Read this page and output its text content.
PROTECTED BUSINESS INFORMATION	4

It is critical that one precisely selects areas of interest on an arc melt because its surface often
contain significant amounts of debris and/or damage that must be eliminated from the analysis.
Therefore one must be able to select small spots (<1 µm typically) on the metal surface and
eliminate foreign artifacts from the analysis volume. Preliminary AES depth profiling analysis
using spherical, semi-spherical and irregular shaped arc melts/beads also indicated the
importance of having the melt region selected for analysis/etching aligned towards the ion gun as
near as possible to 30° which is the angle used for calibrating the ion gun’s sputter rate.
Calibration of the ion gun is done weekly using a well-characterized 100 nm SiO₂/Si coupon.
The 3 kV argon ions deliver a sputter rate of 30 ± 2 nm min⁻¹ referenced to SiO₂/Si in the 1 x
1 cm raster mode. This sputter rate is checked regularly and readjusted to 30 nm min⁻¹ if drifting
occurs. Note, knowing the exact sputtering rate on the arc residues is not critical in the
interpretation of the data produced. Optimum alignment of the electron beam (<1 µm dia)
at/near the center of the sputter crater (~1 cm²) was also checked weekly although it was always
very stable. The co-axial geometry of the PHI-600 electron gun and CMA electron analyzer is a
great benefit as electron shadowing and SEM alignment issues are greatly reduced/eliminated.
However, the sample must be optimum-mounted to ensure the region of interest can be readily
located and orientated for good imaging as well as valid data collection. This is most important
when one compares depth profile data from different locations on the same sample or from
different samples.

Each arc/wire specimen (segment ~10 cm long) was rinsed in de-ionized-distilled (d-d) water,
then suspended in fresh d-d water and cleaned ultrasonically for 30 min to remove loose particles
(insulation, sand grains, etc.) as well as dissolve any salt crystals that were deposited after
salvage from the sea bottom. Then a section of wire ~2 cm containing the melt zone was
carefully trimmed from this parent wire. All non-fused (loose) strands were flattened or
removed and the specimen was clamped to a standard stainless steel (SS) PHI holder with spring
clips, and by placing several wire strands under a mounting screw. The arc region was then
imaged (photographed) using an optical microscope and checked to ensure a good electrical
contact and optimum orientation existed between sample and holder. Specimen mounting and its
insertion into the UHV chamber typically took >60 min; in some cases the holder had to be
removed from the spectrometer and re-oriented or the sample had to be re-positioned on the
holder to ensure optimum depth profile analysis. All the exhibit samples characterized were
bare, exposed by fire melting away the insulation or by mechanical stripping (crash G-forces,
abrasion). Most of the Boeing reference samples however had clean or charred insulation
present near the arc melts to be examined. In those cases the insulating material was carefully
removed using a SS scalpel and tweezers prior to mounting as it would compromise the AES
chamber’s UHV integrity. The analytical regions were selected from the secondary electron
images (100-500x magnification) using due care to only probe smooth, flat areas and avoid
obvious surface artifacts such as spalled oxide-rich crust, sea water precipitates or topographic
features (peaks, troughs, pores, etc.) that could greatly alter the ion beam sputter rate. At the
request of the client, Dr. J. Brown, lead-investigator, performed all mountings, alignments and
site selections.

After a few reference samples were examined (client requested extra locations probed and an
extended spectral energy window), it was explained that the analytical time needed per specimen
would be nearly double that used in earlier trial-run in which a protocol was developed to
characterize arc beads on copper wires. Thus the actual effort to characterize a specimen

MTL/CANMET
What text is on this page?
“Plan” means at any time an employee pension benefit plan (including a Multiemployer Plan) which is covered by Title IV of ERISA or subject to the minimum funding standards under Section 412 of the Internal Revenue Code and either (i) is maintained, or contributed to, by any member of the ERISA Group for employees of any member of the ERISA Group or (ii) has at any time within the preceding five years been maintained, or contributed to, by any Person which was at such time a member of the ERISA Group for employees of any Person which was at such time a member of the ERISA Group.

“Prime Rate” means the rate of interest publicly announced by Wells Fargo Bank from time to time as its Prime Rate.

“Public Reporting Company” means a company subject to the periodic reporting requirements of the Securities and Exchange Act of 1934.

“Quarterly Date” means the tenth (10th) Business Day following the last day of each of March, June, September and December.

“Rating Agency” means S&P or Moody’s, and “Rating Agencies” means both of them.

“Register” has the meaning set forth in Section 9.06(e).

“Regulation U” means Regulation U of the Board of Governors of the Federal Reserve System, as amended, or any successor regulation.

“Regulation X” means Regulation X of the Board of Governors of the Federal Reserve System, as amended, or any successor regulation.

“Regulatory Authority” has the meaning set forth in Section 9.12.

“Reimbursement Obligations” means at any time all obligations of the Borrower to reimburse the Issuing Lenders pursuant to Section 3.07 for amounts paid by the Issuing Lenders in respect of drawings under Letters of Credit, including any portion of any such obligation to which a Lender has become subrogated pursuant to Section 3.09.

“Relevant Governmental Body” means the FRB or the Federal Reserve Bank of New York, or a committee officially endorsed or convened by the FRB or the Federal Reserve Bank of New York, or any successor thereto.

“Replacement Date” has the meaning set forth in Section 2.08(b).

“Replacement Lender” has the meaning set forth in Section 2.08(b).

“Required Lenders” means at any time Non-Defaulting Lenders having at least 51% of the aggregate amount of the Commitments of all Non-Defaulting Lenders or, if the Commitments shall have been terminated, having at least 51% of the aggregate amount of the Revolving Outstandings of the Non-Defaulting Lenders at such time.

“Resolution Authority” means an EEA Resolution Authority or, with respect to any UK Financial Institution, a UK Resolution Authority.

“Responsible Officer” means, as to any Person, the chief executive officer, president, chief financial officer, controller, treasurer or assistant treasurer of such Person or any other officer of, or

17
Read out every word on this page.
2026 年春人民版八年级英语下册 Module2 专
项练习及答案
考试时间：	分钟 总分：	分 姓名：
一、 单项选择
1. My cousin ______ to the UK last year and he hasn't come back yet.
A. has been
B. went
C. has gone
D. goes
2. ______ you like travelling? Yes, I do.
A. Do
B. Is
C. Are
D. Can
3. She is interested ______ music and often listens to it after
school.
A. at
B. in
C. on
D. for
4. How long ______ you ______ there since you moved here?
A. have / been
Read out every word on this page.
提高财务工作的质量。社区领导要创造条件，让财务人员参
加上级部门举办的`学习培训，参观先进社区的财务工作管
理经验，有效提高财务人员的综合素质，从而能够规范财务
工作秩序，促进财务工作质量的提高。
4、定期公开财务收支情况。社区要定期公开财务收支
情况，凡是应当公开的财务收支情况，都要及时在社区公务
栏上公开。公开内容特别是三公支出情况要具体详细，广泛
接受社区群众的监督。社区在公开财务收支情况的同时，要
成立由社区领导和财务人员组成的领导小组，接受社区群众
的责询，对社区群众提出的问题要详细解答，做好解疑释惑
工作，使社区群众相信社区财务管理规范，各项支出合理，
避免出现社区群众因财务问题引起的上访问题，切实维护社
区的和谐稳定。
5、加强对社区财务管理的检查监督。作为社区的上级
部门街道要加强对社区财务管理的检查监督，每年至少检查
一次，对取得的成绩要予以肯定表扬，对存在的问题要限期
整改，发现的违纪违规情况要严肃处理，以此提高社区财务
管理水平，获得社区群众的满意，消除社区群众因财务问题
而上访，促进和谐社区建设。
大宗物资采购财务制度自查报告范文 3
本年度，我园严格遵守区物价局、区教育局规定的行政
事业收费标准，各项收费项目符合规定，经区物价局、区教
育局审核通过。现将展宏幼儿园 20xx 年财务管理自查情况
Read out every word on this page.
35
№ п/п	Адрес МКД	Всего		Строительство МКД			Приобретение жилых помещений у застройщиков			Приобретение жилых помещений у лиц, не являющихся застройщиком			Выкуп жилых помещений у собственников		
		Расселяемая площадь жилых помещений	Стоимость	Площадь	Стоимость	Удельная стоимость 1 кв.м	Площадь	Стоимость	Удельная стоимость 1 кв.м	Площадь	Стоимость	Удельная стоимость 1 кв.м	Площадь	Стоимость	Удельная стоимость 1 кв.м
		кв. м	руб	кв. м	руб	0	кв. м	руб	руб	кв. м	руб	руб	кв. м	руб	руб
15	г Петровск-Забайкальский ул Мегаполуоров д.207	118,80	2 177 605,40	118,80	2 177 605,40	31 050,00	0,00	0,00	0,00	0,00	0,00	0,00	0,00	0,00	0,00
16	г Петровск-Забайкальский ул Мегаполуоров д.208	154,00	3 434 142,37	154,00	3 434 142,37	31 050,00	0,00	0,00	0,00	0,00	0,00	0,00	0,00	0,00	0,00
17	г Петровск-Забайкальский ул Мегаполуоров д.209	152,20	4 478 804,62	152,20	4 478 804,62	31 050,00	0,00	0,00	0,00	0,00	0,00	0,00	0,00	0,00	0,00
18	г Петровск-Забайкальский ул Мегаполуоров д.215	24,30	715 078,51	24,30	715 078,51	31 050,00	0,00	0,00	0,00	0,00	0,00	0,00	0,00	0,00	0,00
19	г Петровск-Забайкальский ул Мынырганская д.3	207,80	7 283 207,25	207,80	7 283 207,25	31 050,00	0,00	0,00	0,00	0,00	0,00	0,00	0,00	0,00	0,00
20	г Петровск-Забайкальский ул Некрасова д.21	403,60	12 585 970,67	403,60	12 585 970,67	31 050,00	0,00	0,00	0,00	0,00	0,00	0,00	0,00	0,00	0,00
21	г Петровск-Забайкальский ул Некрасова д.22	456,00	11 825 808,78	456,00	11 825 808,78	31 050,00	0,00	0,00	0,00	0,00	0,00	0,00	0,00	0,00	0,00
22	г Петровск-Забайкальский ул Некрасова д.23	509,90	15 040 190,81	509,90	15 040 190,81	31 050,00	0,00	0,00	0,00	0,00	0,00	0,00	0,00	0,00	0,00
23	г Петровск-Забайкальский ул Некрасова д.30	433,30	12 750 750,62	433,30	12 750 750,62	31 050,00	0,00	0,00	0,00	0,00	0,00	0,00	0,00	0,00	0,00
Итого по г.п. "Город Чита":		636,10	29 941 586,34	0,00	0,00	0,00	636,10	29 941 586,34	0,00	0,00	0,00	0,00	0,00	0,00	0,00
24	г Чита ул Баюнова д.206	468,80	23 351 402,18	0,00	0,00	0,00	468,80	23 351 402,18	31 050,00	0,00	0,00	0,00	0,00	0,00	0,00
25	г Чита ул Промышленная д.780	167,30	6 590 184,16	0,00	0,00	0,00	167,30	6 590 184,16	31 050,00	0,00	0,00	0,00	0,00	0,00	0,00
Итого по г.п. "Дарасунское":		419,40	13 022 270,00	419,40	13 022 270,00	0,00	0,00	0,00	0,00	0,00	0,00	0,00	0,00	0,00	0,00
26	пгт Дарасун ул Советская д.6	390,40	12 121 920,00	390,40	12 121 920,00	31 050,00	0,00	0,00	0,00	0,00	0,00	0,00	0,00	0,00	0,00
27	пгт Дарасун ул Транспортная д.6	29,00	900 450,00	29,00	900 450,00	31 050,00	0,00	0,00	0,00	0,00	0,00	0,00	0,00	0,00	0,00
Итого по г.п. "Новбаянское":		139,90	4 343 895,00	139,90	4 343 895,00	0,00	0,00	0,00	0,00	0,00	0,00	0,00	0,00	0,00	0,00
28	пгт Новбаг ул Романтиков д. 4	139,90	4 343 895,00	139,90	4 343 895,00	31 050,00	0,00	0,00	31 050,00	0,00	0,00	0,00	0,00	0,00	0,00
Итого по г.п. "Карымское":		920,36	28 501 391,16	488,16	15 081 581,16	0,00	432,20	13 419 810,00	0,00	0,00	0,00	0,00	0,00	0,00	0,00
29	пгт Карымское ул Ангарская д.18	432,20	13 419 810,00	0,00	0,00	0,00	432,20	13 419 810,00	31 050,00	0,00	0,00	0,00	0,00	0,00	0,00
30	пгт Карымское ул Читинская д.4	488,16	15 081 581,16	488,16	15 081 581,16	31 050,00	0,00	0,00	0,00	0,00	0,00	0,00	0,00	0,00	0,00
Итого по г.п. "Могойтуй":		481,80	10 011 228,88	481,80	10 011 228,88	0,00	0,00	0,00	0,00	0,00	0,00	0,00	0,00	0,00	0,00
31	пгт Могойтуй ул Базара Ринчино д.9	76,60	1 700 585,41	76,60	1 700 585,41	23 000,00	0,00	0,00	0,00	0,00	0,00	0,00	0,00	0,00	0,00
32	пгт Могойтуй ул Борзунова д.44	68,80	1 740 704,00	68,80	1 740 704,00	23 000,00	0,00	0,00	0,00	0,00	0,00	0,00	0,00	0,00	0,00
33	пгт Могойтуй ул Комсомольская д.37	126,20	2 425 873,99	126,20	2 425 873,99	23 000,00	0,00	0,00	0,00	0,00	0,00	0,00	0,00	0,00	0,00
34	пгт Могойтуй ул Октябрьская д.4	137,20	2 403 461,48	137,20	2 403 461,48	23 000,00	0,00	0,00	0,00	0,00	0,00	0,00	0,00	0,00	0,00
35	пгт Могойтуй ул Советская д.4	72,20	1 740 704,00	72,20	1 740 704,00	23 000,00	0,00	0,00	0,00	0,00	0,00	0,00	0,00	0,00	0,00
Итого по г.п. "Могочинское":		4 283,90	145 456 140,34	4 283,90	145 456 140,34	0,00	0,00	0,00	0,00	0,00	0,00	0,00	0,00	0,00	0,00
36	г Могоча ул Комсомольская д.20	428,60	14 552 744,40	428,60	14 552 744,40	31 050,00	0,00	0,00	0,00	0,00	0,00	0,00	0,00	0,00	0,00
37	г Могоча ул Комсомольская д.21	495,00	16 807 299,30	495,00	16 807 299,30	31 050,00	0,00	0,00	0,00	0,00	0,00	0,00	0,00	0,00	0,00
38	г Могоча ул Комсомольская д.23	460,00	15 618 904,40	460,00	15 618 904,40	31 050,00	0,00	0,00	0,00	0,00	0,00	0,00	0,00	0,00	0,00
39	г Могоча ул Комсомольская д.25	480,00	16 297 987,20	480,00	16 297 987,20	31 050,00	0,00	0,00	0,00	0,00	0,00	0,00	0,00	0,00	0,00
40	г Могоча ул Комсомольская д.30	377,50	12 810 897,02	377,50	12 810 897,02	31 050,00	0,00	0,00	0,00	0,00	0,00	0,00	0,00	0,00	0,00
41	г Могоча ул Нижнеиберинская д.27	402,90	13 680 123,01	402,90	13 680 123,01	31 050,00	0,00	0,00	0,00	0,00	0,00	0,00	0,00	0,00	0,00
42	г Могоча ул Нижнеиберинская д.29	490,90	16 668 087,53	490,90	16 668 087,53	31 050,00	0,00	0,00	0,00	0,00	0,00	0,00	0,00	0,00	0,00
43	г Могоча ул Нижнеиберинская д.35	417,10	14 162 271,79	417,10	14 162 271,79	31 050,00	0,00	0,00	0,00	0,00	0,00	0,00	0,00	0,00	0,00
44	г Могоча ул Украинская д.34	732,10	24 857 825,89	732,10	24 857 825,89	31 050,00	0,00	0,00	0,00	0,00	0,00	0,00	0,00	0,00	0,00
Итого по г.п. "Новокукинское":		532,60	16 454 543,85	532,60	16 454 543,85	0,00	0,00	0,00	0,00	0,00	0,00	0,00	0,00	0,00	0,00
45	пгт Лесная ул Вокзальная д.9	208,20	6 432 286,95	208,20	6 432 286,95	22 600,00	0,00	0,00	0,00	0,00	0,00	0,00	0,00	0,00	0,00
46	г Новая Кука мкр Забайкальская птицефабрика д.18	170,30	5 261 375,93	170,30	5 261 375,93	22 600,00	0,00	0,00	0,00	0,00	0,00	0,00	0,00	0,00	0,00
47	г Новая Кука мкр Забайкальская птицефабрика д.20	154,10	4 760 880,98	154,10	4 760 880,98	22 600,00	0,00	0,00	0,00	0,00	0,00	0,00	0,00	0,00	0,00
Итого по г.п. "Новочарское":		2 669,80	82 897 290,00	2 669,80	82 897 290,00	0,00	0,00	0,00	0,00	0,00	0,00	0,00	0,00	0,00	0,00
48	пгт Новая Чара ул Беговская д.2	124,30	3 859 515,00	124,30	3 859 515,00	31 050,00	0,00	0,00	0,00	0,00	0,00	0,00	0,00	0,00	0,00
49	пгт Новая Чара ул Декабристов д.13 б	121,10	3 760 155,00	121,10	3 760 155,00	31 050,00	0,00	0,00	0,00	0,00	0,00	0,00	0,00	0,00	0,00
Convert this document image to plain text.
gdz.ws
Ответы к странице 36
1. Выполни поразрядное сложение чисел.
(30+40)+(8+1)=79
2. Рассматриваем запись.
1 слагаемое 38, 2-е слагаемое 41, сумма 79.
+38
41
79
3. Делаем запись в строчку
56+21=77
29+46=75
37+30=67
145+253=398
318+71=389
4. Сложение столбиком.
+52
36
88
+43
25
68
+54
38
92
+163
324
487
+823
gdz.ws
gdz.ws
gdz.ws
-- -- --
= TO DO =
Lines containing the string "artifacts" are to be selected and copied.

= RESPONSE BELOW =
eliminate foreign artifacts from the analysis volume. Preliminary AES depth profiling analysis
obvious surface artifacts such as spalled oxide-rich crust, sea water precipitates or topographic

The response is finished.